_WHAT TO WORK ON_: Wherever the word "type" turns up in a line of the entries, copy that line.

_EXTRACTED RECORDS_:
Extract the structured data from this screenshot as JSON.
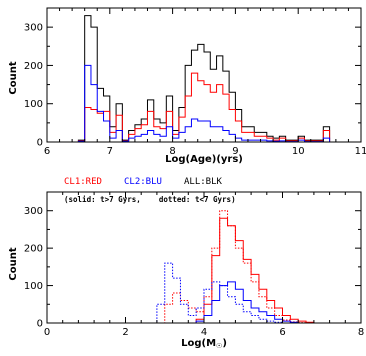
{
  "chart_data": [
    {
      "type": "step-histogram",
      "xlabel": "Log(Age)(yrs)",
      "ylabel": "Count",
      "xlim": [
        6,
        11
      ],
      "ylim": [
        0,
        350
      ],
      "xticks": [
        "6",
        "7",
        "8",
        "9",
        "10",
        "11"
      ],
      "yticks": [
        "0",
        "100",
        "200",
        "300"
      ],
      "bin_edges": [
        6.0,
        6.1,
        6.2,
        6.3,
        6.4,
        6.5,
        6.6,
        6.7,
        6.8,
        6.9,
        7.0,
        7.1,
        7.2,
        7.3,
        7.4,
        7.5,
        7.6,
        7.7,
        7.8,
        7.9,
        8.0,
        8.1,
        8.2,
        8.3,
        8.4,
        8.5,
        8.6,
        8.7,
        8.8,
        8.9,
        9.0,
        9.1,
        9.2,
        9.3,
        9.4,
        9.5,
        9.6,
        9.7,
        9.8,
        9.9,
        10.0,
        10.1,
        10.2,
        10.3,
        10.4,
        10.5,
        10.6,
        10.7,
        10.8,
        10.9,
        11.0
      ],
      "series": [
        {
          "name": "ALL",
          "color": "#000000",
          "values": [
            0,
            0,
            0,
            0,
            0,
            5,
            330,
            300,
            140,
            120,
            40,
            100,
            5,
            30,
            45,
            60,
            110,
            60,
            50,
            120,
            30,
            90,
            200,
            240,
            255,
            235,
            190,
            225,
            185,
            130,
            85,
            40,
            40,
            25,
            25,
            15,
            10,
            15,
            5,
            5,
            15,
            5,
            5,
            5,
            40,
            0,
            0,
            0,
            0,
            0
          ]
        },
        {
          "name": "CL1",
          "color": "#ff0000",
          "values": [
            0,
            0,
            0,
            0,
            0,
            3,
            90,
            85,
            75,
            80,
            25,
            70,
            3,
            20,
            35,
            45,
            80,
            40,
            35,
            80,
            20,
            65,
            120,
            180,
            160,
            150,
            130,
            150,
            125,
            85,
            55,
            25,
            25,
            15,
            15,
            10,
            5,
            10,
            3,
            3,
            10,
            3,
            3,
            3,
            30,
            0,
            0,
            0,
            0,
            0
          ]
        },
        {
          "name": "CL2",
          "color": "#0000ff",
          "values": [
            0,
            0,
            0,
            0,
            0,
            2,
            200,
            150,
            80,
            55,
            10,
            30,
            2,
            10,
            15,
            20,
            30,
            20,
            15,
            40,
            10,
            25,
            40,
            60,
            55,
            55,
            40,
            40,
            30,
            20,
            10,
            5,
            5,
            5,
            5,
            3,
            2,
            3,
            1,
            1,
            5,
            1,
            1,
            1,
            10,
            0,
            0,
            0,
            0,
            0
          ]
        }
      ]
    },
    {
      "type": "step-histogram",
      "xlabel": "Log(M⊙)",
      "ylabel": "Count",
      "xlim": [
        0,
        8
      ],
      "ylim": [
        0,
        350
      ],
      "xticks": [
        "0",
        "2",
        "4",
        "6",
        "8"
      ],
      "yticks": [
        "0",
        "100",
        "200",
        "300"
      ],
      "legend": {
        "cl1": "CL1:RED",
        "cl2": "CL2:BLU",
        "all": "ALL:BLK",
        "note": "(solid: t>7 Gyrs,    dotted: t<7 Gyrs)"
      },
      "bin_edges": [
        0.0,
        0.2,
        0.4,
        0.6,
        0.8,
        1.0,
        1.2,
        1.4,
        1.6,
        1.8,
        2.0,
        2.2,
        2.4,
        2.6,
        2.8,
        3.0,
        3.2,
        3.4,
        3.6,
        3.8,
        4.0,
        4.2,
        4.4,
        4.6,
        4.8,
        5.0,
        5.2,
        5.4,
        5.6,
        5.8,
        6.0,
        6.2,
        6.4,
        6.6,
        6.8,
        7.0,
        7.2,
        7.4,
        7.6,
        7.8,
        8.0
      ],
      "series": [
        {
          "name": "CL1 solid",
          "color": "#ff0000",
          "style": "solid",
          "values": [
            0,
            0,
            0,
            0,
            0,
            0,
            0,
            0,
            0,
            0,
            0,
            0,
            0,
            0,
            0,
            0,
            0,
            0,
            0,
            10,
            50,
            180,
            280,
            260,
            220,
            170,
            130,
            90,
            60,
            40,
            20,
            10,
            5,
            2,
            0,
            0,
            0,
            0,
            0,
            0
          ]
        },
        {
          "name": "CL1 dotted",
          "color": "#ff0000",
          "style": "dotted",
          "values": [
            0,
            0,
            0,
            0,
            0,
            0,
            0,
            0,
            0,
            0,
            0,
            0,
            0,
            0,
            0,
            50,
            80,
            60,
            40,
            30,
            70,
            200,
            300,
            260,
            200,
            160,
            110,
            70,
            40,
            20,
            8,
            3,
            1,
            0,
            0,
            0,
            0,
            0,
            0,
            0
          ]
        },
        {
          "name": "CL2 solid",
          "color": "#0000ff",
          "style": "solid",
          "values": [
            0,
            0,
            0,
            0,
            0,
            0,
            0,
            0,
            0,
            0,
            0,
            0,
            0,
            0,
            0,
            0,
            0,
            0,
            0,
            5,
            20,
            60,
            100,
            110,
            90,
            60,
            40,
            30,
            20,
            10,
            5,
            2,
            0,
            0,
            0,
            0,
            0,
            0,
            0,
            0
          ]
        },
        {
          "name": "CL2 dotted",
          "color": "#0000ff",
          "style": "dotted",
          "values": [
            0,
            0,
            0,
            0,
            0,
            0,
            0,
            0,
            0,
            0,
            0,
            0,
            0,
            0,
            50,
            160,
            120,
            50,
            20,
            40,
            90,
            110,
            100,
            70,
            50,
            30,
            20,
            10,
            5,
            2,
            0,
            0,
            0,
            0,
            0,
            0,
            0,
            0,
            0,
            0
          ]
        }
      ]
    }
  ]
}
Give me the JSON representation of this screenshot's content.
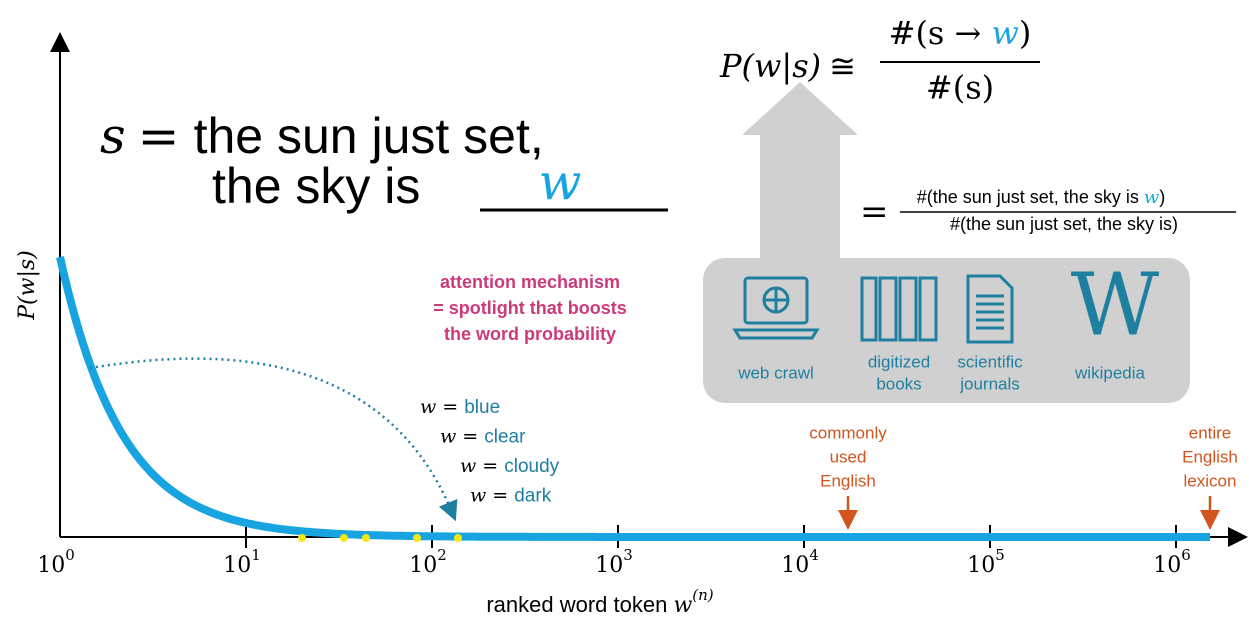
{
  "sentence": {
    "variable": "s",
    "equals": "=",
    "line1": "the sun just set,",
    "line2": "the sky is",
    "blank": "w"
  },
  "formula": {
    "lhs": "P(w|s)",
    "approx": "≅",
    "numerator_open": "#(s → ",
    "numerator_word": "w",
    "numerator_close": ")",
    "denominator": "#(s)",
    "equals": "=",
    "numerator2_text": "#(the sun just set, the sky is ",
    "numerator2_word": "w",
    "numerator2_close": ")",
    "denominator2": "#(the sun just set, the sky is)"
  },
  "sources": [
    "web crawl",
    [
      "digitized",
      "books"
    ],
    [
      "scientific",
      "journals"
    ],
    "wikipedia"
  ],
  "attention": [
    "attention mechanism",
    "= spotlight that boosts",
    "the word probability"
  ],
  "candidates": [
    {
      "var": "w =",
      "word": "blue"
    },
    {
      "var": "w =",
      "word": "clear"
    },
    {
      "var": "w =",
      "word": "cloudy"
    },
    {
      "var": "w =",
      "word": "dark"
    }
  ],
  "markers": [
    [
      "commonly",
      "used",
      "English"
    ],
    [
      "entire",
      "English",
      "lexicon"
    ]
  ],
  "axes": {
    "y_label": "P(w|s)",
    "x_label": "ranked word token ",
    "x_label_math": "w",
    "x_label_sup": "(n)",
    "x_ticks": [
      {
        "base": "10",
        "exp": "0"
      },
      {
        "base": "10",
        "exp": "1"
      },
      {
        "base": "10",
        "exp": "2"
      },
      {
        "base": "10",
        "exp": "3"
      },
      {
        "base": "10",
        "exp": "4"
      },
      {
        "base": "10",
        "exp": "5"
      },
      {
        "base": "10",
        "exp": "6"
      }
    ]
  }
}
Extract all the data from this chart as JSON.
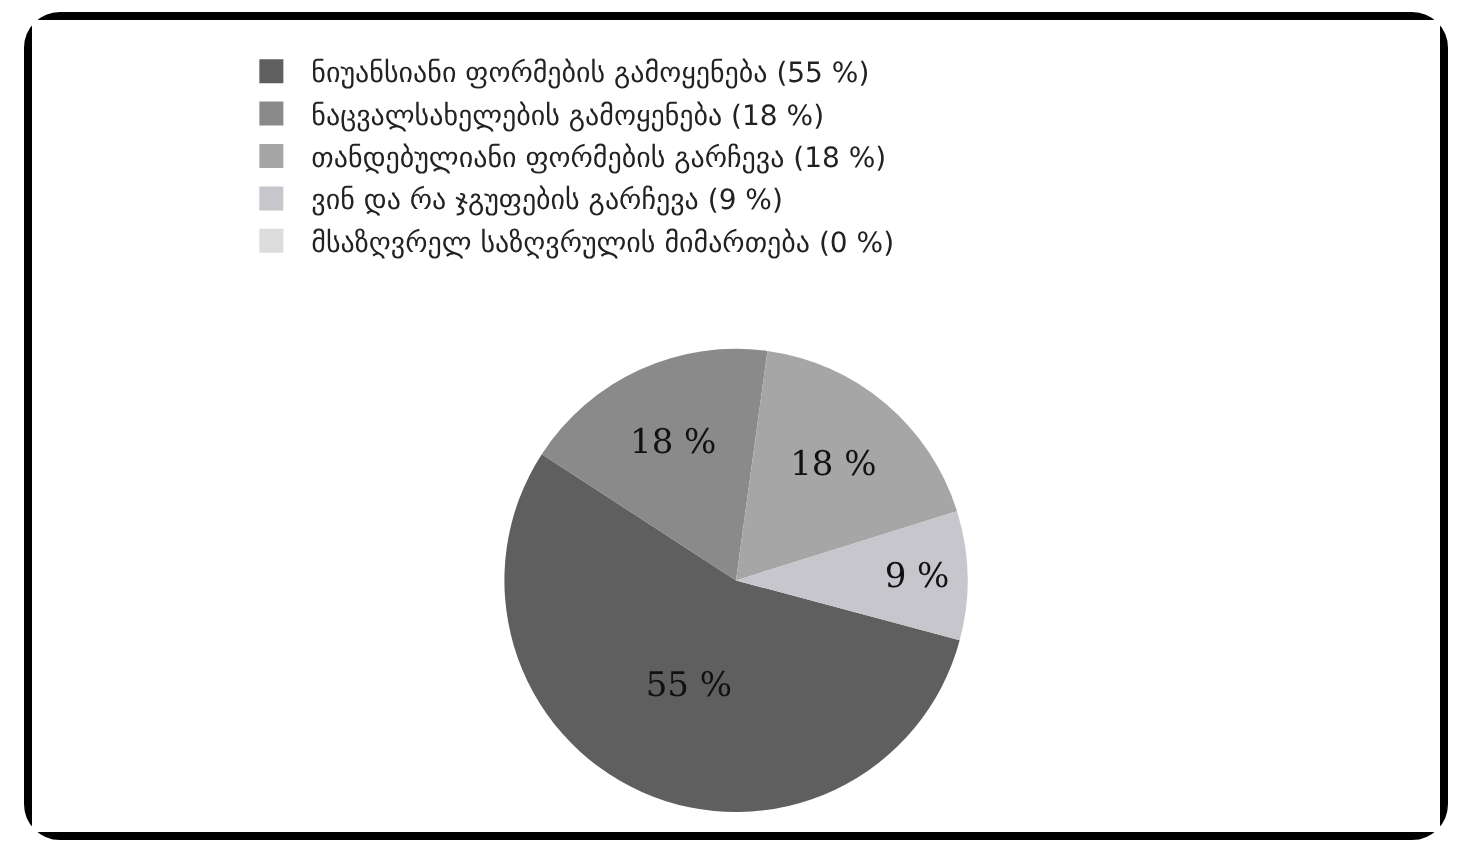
{
  "chart_data": {
    "type": "pie",
    "categories": [
      "ნიუანსიანი ფორმების გამოყენება (55 %)",
      "ნაცვალსახელების გამოყენება (18 %)",
      "თანდებულიანი ფორმების გარჩევა (18 %)",
      "ვინ და რა ჯგუფების გარჩევა (9 %)",
      "მსაზღვრელ საზღვრულის მიმართება (0 %)"
    ],
    "values": [
      55,
      18,
      18,
      9,
      0
    ],
    "colors": [
      "#5f5f5f",
      "#8a8a8a",
      "#a6a6a6",
      "#c6c6cc",
      "#dcdcdc"
    ],
    "value_labels": [
      "55 %",
      "18 %",
      "18 %",
      "9 %",
      null
    ],
    "legend": "top"
  }
}
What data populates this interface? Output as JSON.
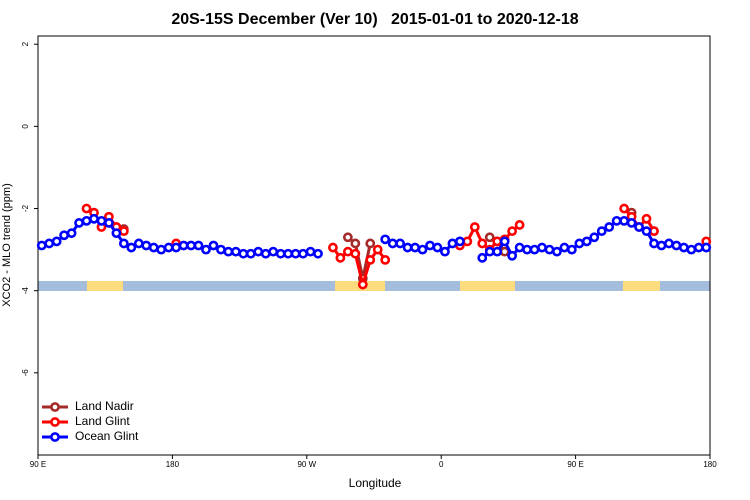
{
  "chart_data": {
    "type": "line",
    "title": "20S-15S December (Ver 10)   2015-01-01 to 2020-12-18",
    "x_label": "Longitude",
    "y_label": "XCO2 - MLO trend (ppm)",
    "xlim": [
      90,
      540
    ],
    "ylim": [
      -8,
      2.2
    ],
    "xticks": [
      {
        "value": 90,
        "label": "90 E"
      },
      {
        "value": 180,
        "label": "180"
      },
      {
        "value": 270,
        "label": "90 W"
      },
      {
        "value": 360,
        "label": "0"
      },
      {
        "value": 450,
        "label": "90 E"
      },
      {
        "value": 540,
        "label": "180"
      }
    ],
    "yticks": [
      2,
      0,
      -2,
      -4,
      -6
    ],
    "legend": "bottom-left",
    "surface_colors": {
      "ocean": "#a5bddc",
      "land": "#fddc7e"
    },
    "land_regions": [
      [
        122.8,
        146.9
      ],
      [
        288.9,
        322.4
      ],
      [
        372.6,
        409.4
      ],
      [
        481.7,
        506.5
      ]
    ],
    "x": [
      92.5,
      97.5,
      102.5,
      107.5,
      112.5,
      117.5,
      122.5,
      127.5,
      132.5,
      137.5,
      142.5,
      147.5,
      152.5,
      157.5,
      162.5,
      167.5,
      172.5,
      177.5,
      182.5,
      187.5,
      192.5,
      197.5,
      202.5,
      207.5,
      212.5,
      217.5,
      222.5,
      227.5,
      232.5,
      237.5,
      242.5,
      247.5,
      252.5,
      257.5,
      262.5,
      267.5,
      272.5,
      277.5,
      282.5,
      287.5,
      292.5,
      297.5,
      302.5,
      307.5,
      312.5,
      317.5,
      322.5,
      327.5,
      332.5,
      337.5,
      342.5,
      347.5,
      352.5,
      357.5,
      362.5,
      367.5,
      372.5,
      377.5,
      382.5,
      387.5,
      392.5,
      397.5,
      402.5,
      407.5,
      412.5,
      417.5,
      422.5,
      427.5,
      432.5,
      437.5,
      442.5,
      447.5,
      452.5,
      457.5,
      462.5,
      467.5,
      472.5,
      477.5,
      482.5,
      487.5,
      492.5,
      497.5,
      502.5,
      507.5,
      512.5,
      517.5,
      522.5,
      527.5,
      532.5,
      537.5
    ],
    "series": [
      {
        "name": "Land Nadir",
        "color": "#a52a2a",
        "values": [
          null,
          null,
          null,
          null,
          null,
          null,
          null,
          null,
          null,
          null,
          -2.45,
          -2.5,
          null,
          null,
          null,
          null,
          null,
          null,
          null,
          null,
          null,
          null,
          null,
          null,
          null,
          null,
          null,
          null,
          null,
          null,
          null,
          null,
          null,
          null,
          null,
          null,
          null,
          null,
          null,
          null,
          null,
          -2.7,
          -2.85,
          -3.7,
          -2.85,
          null,
          null,
          null,
          null,
          null,
          null,
          null,
          null,
          null,
          null,
          null,
          null,
          null,
          null,
          null,
          -2.7,
          -2.8,
          -3.05,
          null,
          null,
          null,
          null,
          null,
          null,
          null,
          null,
          null,
          null,
          null,
          null,
          null,
          null,
          null,
          null,
          -2.1,
          null,
          null,
          -2.55,
          null,
          null,
          null,
          null,
          null,
          null,
          null
        ]
      },
      {
        "name": "Land Glint",
        "color": "#ff0000",
        "values": [
          null,
          null,
          null,
          null,
          null,
          null,
          -2.0,
          -2.1,
          -2.45,
          -2.2,
          -2.45,
          -2.55,
          null,
          null,
          null,
          null,
          null,
          null,
          -2.85,
          null,
          null,
          null,
          null,
          null,
          null,
          null,
          null,
          null,
          null,
          null,
          null,
          null,
          null,
          null,
          null,
          null,
          null,
          null,
          null,
          -2.95,
          -3.2,
          -3.05,
          -3.1,
          -3.85,
          -3.25,
          -3.0,
          -3.25,
          null,
          null,
          null,
          null,
          null,
          null,
          null,
          null,
          null,
          -2.9,
          -2.8,
          -2.45,
          -2.85,
          -3.0,
          -2.8,
          -2.75,
          -2.55,
          -2.4,
          null,
          null,
          null,
          null,
          null,
          null,
          null,
          null,
          null,
          null,
          null,
          null,
          null,
          -2.0,
          -2.2,
          -2.45,
          -2.25,
          -2.55,
          null,
          null,
          null,
          null,
          null,
          null,
          -2.8
        ]
      },
      {
        "name": "Ocean Glint",
        "color": "#0000ff",
        "values": [
          -2.9,
          -2.85,
          -2.8,
          -2.65,
          -2.6,
          -2.35,
          -2.3,
          -2.25,
          -2.3,
          -2.35,
          -2.6,
          -2.85,
          -2.95,
          -2.85,
          -2.9,
          -2.95,
          -3.0,
          -2.95,
          -2.95,
          -2.9,
          -2.9,
          -2.9,
          -3.0,
          -2.9,
          -3.0,
          -3.05,
          -3.05,
          -3.1,
          -3.1,
          -3.05,
          -3.1,
          -3.05,
          -3.1,
          -3.1,
          -3.1,
          -3.1,
          -3.05,
          -3.1,
          null,
          null,
          null,
          null,
          null,
          null,
          null,
          null,
          -2.75,
          -2.85,
          -2.85,
          -2.95,
          -2.95,
          -3.0,
          -2.9,
          -2.95,
          -3.05,
          -2.85,
          -2.8,
          null,
          null,
          -3.2,
          -3.05,
          -3.05,
          -2.8,
          -3.15,
          -2.95,
          -3.0,
          -3.0,
          -2.95,
          -3.0,
          -3.05,
          -2.95,
          -3.0,
          -2.85,
          -2.8,
          -2.7,
          -2.55,
          -2.45,
          -2.3,
          -2.3,
          -2.35,
          -2.45,
          -2.55,
          -2.85,
          -2.9,
          -2.85,
          -2.9,
          -2.95,
          -3.0,
          -2.95,
          -2.95
        ]
      }
    ]
  }
}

_RESPONSE BELOW_:
      "type": "step-histogram",
      "type": "step-histogram",
    "type": "pie",
    "type": "line",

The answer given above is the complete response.